--- start MATERIAL FOR THE TASK ---

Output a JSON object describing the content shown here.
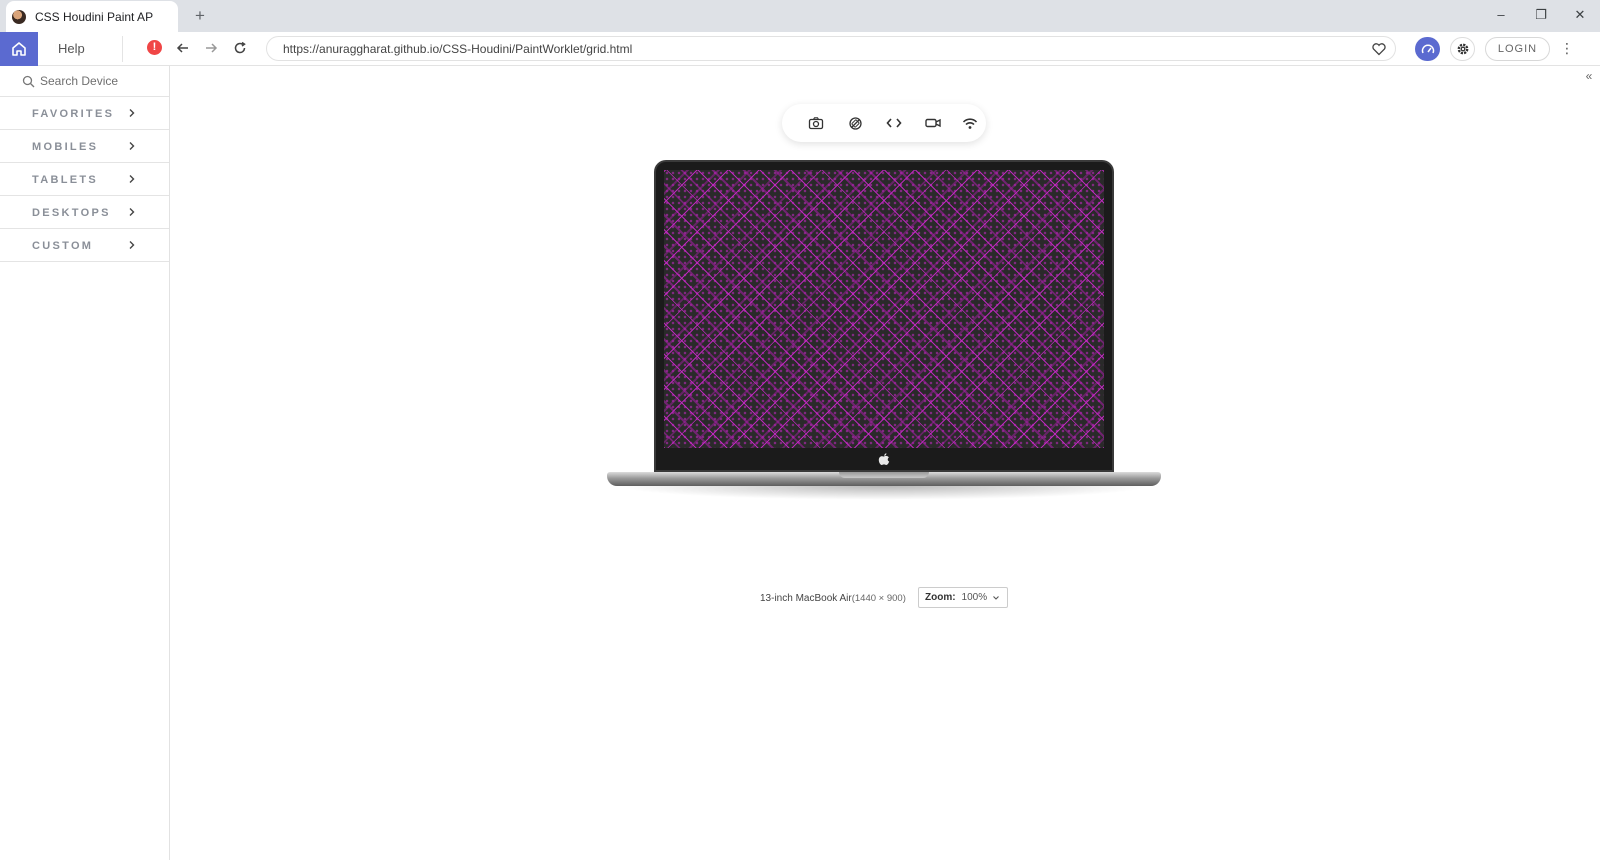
{
  "browser": {
    "tab_title": "CSS Houdini Paint AP",
    "url": "https://anuraggharat.github.io/CSS-Houdini/PaintWorklet/grid.html"
  },
  "toolbar": {
    "help_label": "Help",
    "login_label": "LOGIN"
  },
  "sidebar": {
    "search_placeholder": "Search Device",
    "categories": [
      {
        "label": "FAVORITES"
      },
      {
        "label": "MOBILES"
      },
      {
        "label": "TABLETS"
      },
      {
        "label": "DESKTOPS"
      },
      {
        "label": "CUSTOM"
      }
    ]
  },
  "device": {
    "name": "13-inch MacBook Air",
    "resolution": "(1440 × 900)",
    "zoom_label": "Zoom:",
    "zoom_value": "100%"
  },
  "colors": {
    "accent": "#5b6ad0",
    "alert": "#f04646",
    "screen_pattern": "#c828c8"
  },
  "icons": [
    "home-icon",
    "alert-icon",
    "back-arrow-icon",
    "forward-arrow-icon",
    "reload-icon",
    "heart-icon",
    "speedometer-icon",
    "gear-icon",
    "kebab-menu-icon",
    "search-icon",
    "chevron-right-icon",
    "collapse-icon",
    "camera-icon",
    "rotate-icon",
    "code-icon",
    "video-icon",
    "wifi-icon",
    "apple-logo-icon",
    "chevron-down-icon"
  ]
}
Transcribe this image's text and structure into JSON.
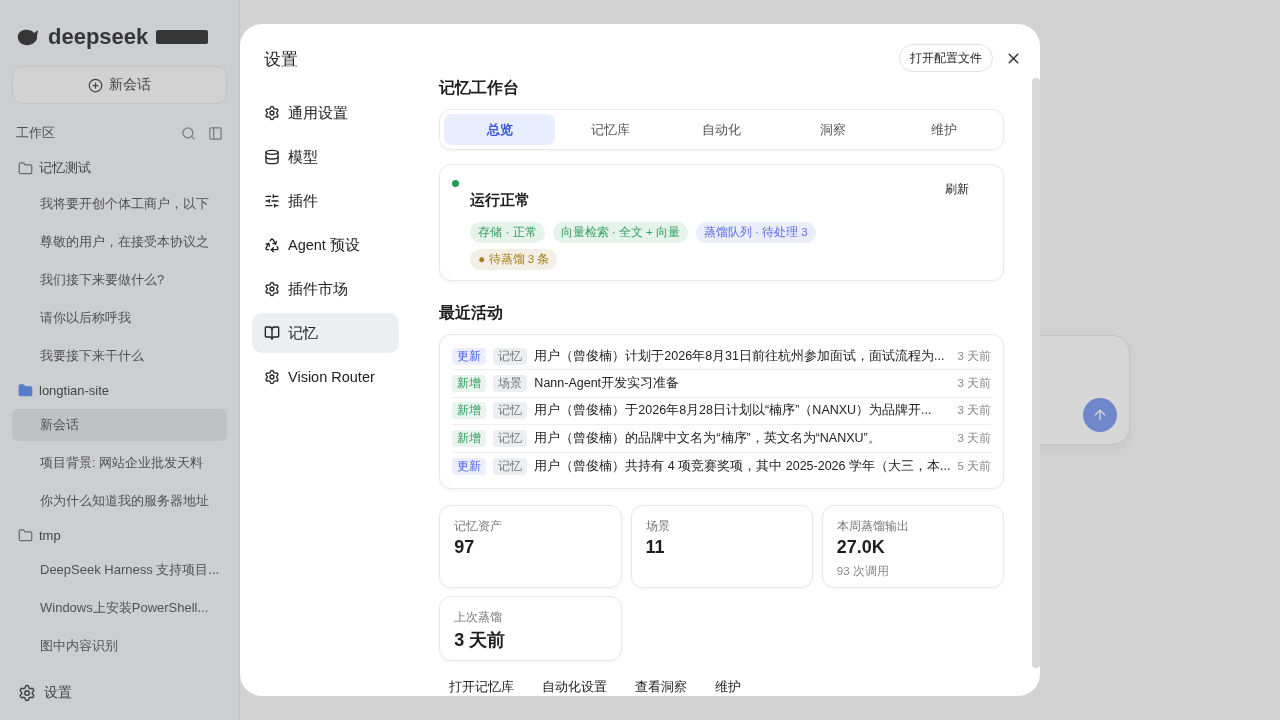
{
  "background": {
    "brand": "deepseek",
    "new_chat": "新会话",
    "workspace_label": "工作区",
    "groups": [
      {
        "name": "记忆测试",
        "highlighted": false,
        "chats": [
          {
            "title": "我将要开创个体工商户，以下",
            "selected": false
          },
          {
            "title": "尊敬的用户，在接受本协议之",
            "selected": false
          },
          {
            "title": "我们接下来要做什么?",
            "selected": false
          },
          {
            "title": "请你以后称呼我",
            "selected": false
          },
          {
            "title": "我要接下来干什么",
            "selected": false
          }
        ]
      },
      {
        "name": "longtian-site",
        "highlighted": true,
        "chats": [
          {
            "title": "新会话",
            "selected": true
          },
          {
            "title": "项目背景: 网站企业批发天料",
            "selected": false
          },
          {
            "title": "你为什么知道我的服务器地址",
            "selected": false
          }
        ]
      },
      {
        "name": "tmp",
        "highlighted": false,
        "chats": [
          {
            "title": "DeepSeek Harness 支持项目...",
            "selected": false
          },
          {
            "title": "Windows上安装PowerShell...",
            "selected": false
          },
          {
            "title": "图中内容识别",
            "selected": false
          }
        ]
      }
    ],
    "settings_label": "设置"
  },
  "dialog": {
    "title": "设置",
    "open_config": "打开配置文件",
    "nav": [
      {
        "label": "通用设置",
        "selected": false
      },
      {
        "label": "模型",
        "selected": false
      },
      {
        "label": "插件",
        "selected": false
      },
      {
        "label": "Agent 预设",
        "selected": false
      },
      {
        "label": "插件市场",
        "selected": false
      },
      {
        "label": "记忆",
        "selected": true
      },
      {
        "label": "Vision Router",
        "selected": false
      }
    ],
    "heading": "记忆工作台",
    "tabs": [
      {
        "label": "总览",
        "selected": true
      },
      {
        "label": "记忆库",
        "selected": false
      },
      {
        "label": "自动化",
        "selected": false
      },
      {
        "label": "洞察",
        "selected": false
      },
      {
        "label": "维护",
        "selected": false
      }
    ],
    "status": {
      "title": "运行正常",
      "color": "#1f9d55",
      "refresh": "刷新",
      "chips": [
        {
          "label": "存储 · 正常",
          "kind": "ok"
        },
        {
          "label": "向量检索 · 全文 + 向量",
          "kind": "ok"
        },
        {
          "label": "蒸馏队列 · 待处理 3",
          "kind": "info"
        },
        {
          "label": "● 待蒸馏 3 条",
          "kind": "warn"
        }
      ]
    },
    "activity_heading": "最近活动",
    "activity": [
      {
        "action": "更新",
        "kind": "update",
        "type": "记忆",
        "text": "用户（曾俊楠）计划于2026年8月31日前往杭州参加面试，面试流程为...",
        "time": "3 天前"
      },
      {
        "action": "新增",
        "kind": "add",
        "type": "场景",
        "text": "Nann-Agent开发实习准备",
        "time": "3 天前"
      },
      {
        "action": "新增",
        "kind": "add",
        "type": "记忆",
        "text": "用户（曾俊楠）于2026年8月28日计划以“楠序”（NANXU）为品牌开...",
        "time": "3 天前"
      },
      {
        "action": "新增",
        "kind": "add",
        "type": "记忆",
        "text": "用户（曾俊楠）的品牌中文名为“楠序”，英文名为“NANXU”。",
        "time": "3 天前"
      },
      {
        "action": "更新",
        "kind": "update",
        "type": "记忆",
        "text": "用户（曾俊楠）共持有 4 项竞赛奖项，其中 2025-2026 学年（大三，本...",
        "time": "5 天前"
      }
    ],
    "stats": [
      {
        "label": "记忆资产",
        "value": "97"
      },
      {
        "label": "场景",
        "value": "11"
      },
      {
        "label": "本周蒸馏输出",
        "value": "27.0K",
        "note": "93 次调用"
      },
      {
        "label": "上次蒸馏",
        "value": "3 天前"
      }
    ],
    "actions": [
      "打开记忆库",
      "自动化设置",
      "查看洞察",
      "维护"
    ]
  }
}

--- end MATERIAL FOR THE TASK ---

[REQUIREMENT]
Look through the records and gather each line with the word "Houdini".

[SOLUTION TO THIS EXERCISE]
    "tab_title": "CSS Houdini Paint AP",
    "url": "https://anuraggharat.github.io/CSS-Houdini/PaintWorklet/grid.html"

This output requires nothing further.